TEXTE PROPOSÉ:
La Libre Belgique, 7 septembre 2021, par Guy Duplat

Les mots du poète face à Assad et Daech


Comment parler encore de l’horreur vécue par le peuple syrien alors que nous sommes abreuvés d’informations et d’images pires les unes que les autres ? Comment nous toucher encore, nous, lecteurs, par un drame qui restera pour l’éternité une faute pour nos pays d’avoir laissé étouffer une révolte démocratique et bombarder toute une population ?
Antoine Wauters, poète et écrivain belge, réussit la gageure de le faire avec un roman écrit entièrement en vers libres. La poésie sous cette forme donne une musicalité au récit et permet par le découpage des phrases de mettre en évidence des mots comme lorsqu’il écrit ainsi la douleur : « Quel ciel, quel songe / quelle douleur ? »

TRAVAIL À FAIRE:
1) Recopiez l'article de "Les mots du" jusqu'à "toute une population ?" inclus, en renommant "Daech" en "l'État islamique".
2) Relevez tous les noms propres qui figurent dans l'article.
Le matériel qui vient ensuite est indépendant de l'article.

MATÉRIEL FOURNI:

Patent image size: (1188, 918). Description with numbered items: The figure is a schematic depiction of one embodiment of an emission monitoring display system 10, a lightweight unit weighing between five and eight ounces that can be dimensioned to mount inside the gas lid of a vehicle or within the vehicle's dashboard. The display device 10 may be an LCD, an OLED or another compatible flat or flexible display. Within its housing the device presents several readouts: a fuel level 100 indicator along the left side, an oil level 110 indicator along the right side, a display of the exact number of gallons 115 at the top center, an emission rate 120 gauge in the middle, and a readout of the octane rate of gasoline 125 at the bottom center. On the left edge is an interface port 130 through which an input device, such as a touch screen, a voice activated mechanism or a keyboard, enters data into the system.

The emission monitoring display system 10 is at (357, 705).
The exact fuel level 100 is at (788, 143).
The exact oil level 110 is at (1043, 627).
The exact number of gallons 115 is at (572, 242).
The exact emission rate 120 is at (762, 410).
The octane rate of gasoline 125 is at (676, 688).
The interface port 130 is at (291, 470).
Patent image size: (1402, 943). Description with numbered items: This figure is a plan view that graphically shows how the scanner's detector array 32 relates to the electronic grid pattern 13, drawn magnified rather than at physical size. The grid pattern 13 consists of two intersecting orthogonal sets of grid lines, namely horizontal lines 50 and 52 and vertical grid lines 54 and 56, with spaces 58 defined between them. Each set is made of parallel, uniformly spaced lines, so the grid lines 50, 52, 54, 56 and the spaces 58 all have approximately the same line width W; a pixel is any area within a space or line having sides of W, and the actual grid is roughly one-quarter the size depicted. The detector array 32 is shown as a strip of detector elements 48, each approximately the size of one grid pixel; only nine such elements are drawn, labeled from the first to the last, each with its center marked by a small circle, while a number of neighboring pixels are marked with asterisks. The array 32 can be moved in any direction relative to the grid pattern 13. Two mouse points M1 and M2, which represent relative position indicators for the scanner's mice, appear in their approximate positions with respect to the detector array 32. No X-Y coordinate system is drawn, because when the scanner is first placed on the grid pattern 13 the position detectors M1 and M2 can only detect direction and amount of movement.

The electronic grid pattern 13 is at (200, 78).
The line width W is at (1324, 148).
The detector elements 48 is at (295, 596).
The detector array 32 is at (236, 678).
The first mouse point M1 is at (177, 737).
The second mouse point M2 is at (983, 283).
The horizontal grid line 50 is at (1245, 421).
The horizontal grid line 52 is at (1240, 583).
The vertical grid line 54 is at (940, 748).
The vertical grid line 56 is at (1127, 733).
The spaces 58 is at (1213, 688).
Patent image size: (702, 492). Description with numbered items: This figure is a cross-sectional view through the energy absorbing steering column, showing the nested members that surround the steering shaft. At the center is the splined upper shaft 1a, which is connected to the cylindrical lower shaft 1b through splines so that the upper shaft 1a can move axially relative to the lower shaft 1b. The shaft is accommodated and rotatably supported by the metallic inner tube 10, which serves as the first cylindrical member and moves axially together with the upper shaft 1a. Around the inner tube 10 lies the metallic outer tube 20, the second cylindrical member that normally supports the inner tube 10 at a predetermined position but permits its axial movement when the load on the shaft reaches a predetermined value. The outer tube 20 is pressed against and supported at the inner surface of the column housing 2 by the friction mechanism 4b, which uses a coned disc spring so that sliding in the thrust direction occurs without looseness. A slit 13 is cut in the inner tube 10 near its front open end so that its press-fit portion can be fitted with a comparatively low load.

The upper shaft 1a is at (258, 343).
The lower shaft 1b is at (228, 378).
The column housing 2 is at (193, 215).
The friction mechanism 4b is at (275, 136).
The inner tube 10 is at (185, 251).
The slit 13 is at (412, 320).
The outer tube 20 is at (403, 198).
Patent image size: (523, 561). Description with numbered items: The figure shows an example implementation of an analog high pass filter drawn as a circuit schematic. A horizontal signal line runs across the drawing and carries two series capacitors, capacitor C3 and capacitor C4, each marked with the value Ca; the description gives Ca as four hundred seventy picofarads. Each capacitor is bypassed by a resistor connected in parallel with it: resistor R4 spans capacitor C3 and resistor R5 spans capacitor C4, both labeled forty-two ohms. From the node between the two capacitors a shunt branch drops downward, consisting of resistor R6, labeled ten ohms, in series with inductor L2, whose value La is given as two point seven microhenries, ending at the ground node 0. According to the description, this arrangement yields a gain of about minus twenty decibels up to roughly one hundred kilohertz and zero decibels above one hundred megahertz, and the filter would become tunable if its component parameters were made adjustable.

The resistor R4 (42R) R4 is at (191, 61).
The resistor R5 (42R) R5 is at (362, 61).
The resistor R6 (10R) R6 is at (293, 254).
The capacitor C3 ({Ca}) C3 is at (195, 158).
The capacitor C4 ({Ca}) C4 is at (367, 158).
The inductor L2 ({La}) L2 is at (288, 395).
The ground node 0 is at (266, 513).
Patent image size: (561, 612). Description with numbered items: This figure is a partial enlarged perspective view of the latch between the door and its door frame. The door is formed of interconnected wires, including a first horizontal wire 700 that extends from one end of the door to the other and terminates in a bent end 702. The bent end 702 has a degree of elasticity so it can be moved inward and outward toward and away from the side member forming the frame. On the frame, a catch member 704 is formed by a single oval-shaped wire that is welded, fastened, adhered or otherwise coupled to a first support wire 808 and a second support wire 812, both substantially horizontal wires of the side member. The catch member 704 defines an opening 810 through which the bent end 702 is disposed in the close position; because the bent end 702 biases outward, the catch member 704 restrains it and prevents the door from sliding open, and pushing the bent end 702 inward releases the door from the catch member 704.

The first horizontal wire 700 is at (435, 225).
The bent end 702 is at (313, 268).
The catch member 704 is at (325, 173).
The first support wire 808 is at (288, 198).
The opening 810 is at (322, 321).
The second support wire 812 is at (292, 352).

CORRIGÉ:
1)
Les mots du poète face à Assad et l'État islamique


Comment parler encore de l’horreur vécue par le peuple syrien alors que nous sommes abreuvés d’informations et d’images pires les unes que les autres ? Comment nous toucher encore, nous, lecteurs, par un drame qui restera pour l’éternité une faute pour nos pays d’avoir laissé étouffer une révolte démocratique et bombarder toute une population ?

2) La Libre Belgique, Guy Duplat, Assad, Daech, Antoine Wauters